— Records supplied —
···

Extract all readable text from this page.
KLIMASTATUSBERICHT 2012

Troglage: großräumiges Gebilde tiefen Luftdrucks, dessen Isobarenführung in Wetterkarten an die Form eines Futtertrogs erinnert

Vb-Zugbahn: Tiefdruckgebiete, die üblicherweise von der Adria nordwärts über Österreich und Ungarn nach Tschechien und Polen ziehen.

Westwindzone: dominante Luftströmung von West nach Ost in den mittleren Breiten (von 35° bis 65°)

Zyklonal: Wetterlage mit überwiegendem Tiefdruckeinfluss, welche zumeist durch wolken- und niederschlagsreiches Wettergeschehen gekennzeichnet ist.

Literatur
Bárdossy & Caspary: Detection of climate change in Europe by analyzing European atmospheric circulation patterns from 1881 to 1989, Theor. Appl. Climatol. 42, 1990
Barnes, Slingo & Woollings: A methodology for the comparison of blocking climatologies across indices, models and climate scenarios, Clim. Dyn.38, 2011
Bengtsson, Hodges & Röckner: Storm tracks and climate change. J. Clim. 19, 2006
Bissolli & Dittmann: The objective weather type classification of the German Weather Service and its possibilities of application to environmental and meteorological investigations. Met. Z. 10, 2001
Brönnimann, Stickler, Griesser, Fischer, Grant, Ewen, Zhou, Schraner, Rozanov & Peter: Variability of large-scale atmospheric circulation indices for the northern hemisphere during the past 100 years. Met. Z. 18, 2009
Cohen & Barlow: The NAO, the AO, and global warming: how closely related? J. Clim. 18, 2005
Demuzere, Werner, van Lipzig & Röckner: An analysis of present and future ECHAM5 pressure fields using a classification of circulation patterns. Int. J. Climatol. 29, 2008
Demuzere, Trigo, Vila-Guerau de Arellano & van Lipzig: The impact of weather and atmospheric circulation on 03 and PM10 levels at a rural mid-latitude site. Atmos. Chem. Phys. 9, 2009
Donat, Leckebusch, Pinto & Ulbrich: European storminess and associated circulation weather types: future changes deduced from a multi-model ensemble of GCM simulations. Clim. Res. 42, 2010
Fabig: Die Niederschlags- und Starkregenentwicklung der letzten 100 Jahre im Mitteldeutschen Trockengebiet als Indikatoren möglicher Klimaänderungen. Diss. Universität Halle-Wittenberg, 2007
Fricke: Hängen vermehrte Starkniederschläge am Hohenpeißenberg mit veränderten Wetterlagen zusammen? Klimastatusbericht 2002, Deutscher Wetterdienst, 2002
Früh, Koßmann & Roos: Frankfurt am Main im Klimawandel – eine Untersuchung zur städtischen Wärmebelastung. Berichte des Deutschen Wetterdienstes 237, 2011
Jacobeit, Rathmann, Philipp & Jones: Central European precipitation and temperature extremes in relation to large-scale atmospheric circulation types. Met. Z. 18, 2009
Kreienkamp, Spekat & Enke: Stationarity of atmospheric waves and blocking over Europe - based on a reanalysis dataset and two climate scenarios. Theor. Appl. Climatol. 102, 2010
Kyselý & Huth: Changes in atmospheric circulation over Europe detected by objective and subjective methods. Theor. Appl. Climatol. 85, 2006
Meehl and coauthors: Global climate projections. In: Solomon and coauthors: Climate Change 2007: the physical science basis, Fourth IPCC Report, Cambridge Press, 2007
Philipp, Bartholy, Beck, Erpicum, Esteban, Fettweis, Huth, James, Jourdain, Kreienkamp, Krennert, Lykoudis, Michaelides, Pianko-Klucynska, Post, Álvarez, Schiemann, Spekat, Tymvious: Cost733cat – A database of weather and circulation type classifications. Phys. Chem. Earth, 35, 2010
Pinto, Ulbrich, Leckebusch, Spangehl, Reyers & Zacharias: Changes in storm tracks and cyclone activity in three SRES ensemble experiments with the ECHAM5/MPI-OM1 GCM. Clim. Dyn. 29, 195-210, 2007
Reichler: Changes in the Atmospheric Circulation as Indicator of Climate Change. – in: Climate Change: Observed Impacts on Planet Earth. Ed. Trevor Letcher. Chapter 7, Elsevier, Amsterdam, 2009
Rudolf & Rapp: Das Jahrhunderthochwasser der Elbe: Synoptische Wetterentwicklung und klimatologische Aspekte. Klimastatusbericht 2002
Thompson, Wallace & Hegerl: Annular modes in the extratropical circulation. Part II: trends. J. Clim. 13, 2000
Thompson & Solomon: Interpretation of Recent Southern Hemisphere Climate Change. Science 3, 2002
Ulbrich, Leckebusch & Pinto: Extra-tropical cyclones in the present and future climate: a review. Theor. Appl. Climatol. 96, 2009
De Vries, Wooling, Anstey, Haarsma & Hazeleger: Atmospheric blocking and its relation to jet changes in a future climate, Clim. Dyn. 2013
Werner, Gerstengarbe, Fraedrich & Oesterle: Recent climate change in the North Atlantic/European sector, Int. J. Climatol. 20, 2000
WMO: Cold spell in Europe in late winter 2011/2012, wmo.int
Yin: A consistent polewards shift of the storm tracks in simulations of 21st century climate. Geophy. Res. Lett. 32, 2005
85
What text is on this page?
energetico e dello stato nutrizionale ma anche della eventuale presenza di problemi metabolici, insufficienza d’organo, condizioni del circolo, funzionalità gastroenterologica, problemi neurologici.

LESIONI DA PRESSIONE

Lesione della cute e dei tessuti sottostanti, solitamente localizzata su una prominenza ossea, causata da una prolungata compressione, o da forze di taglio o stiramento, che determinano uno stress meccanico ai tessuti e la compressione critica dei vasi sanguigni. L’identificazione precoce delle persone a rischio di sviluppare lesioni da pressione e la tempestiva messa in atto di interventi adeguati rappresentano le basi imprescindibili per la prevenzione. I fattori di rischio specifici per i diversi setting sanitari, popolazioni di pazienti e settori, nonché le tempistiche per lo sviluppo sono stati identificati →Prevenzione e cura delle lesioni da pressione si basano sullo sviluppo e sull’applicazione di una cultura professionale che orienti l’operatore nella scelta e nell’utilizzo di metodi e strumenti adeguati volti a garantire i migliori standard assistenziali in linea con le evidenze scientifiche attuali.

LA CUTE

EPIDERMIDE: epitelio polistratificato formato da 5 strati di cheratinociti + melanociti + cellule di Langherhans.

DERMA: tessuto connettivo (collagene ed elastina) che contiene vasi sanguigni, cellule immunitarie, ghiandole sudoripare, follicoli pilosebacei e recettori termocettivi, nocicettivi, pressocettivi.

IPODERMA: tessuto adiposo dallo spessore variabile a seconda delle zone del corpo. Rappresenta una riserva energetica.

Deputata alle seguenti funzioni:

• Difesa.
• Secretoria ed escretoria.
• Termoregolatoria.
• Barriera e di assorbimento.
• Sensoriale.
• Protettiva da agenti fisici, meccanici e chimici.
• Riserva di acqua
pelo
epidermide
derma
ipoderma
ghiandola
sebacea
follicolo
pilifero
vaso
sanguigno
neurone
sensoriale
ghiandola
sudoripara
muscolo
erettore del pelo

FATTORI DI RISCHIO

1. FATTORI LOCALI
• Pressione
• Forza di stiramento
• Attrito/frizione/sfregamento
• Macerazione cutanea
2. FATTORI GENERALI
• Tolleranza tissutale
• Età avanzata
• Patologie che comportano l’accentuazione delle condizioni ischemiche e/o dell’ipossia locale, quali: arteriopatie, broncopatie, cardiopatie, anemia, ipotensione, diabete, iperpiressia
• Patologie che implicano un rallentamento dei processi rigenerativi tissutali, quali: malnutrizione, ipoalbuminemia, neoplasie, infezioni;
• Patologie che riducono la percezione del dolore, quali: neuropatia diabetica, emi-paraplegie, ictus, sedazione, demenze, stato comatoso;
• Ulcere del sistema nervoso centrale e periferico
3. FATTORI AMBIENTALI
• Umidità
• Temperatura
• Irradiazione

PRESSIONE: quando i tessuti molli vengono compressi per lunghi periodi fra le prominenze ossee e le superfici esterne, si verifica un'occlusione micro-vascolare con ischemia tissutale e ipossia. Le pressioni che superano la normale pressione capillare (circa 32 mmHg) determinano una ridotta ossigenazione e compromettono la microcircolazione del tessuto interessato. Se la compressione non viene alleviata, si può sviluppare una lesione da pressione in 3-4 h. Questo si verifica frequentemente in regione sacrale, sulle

···

— Instruction —
Go through the entries above and count the lines containing the word "Kreienkamp"; give only that count.

— Problem solution —
2